— Begin Record set —

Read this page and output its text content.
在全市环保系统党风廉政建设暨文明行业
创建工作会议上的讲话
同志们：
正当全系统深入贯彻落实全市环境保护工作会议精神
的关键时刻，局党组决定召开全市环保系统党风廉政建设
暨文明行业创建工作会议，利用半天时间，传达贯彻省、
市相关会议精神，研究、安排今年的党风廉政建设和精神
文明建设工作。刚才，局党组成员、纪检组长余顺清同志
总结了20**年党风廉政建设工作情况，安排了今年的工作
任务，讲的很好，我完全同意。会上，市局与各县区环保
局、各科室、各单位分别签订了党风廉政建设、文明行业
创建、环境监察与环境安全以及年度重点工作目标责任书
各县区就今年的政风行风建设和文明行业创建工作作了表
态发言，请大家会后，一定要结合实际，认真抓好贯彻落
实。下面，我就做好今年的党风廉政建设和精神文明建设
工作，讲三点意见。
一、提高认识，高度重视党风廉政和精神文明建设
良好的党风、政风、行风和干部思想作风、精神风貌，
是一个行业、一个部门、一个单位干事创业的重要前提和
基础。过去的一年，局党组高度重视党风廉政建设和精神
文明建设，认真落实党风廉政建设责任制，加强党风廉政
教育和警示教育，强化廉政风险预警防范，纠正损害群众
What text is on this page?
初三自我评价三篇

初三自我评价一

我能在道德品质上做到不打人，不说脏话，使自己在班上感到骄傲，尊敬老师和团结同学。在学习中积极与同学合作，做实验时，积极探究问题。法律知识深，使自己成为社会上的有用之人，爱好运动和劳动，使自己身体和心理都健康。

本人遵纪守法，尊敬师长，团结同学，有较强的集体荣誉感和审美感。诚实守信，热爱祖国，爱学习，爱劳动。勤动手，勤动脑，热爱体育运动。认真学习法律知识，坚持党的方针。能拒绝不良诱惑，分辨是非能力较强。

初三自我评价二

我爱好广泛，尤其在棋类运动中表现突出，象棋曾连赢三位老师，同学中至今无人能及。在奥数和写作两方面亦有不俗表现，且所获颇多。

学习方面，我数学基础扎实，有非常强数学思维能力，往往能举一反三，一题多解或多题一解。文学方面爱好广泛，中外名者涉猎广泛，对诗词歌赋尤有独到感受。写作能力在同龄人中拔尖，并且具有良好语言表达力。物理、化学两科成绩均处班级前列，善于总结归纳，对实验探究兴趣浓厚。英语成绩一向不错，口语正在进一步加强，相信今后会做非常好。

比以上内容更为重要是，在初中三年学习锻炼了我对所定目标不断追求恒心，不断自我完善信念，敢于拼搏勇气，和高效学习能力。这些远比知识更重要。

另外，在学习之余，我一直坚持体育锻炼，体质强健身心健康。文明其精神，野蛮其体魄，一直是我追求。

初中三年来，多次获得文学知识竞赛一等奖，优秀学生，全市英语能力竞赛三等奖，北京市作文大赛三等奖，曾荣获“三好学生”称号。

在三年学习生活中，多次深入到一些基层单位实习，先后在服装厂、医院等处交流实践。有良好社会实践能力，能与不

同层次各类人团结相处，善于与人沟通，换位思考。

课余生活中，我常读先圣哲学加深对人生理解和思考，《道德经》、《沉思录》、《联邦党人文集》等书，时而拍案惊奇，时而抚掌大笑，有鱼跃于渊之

— End Record set —

**What needs to be done**
Locate the word "text" in the entries, and copy every line where it is found.

**Worked answer**
Read this page and output its text content.
What text is on this page?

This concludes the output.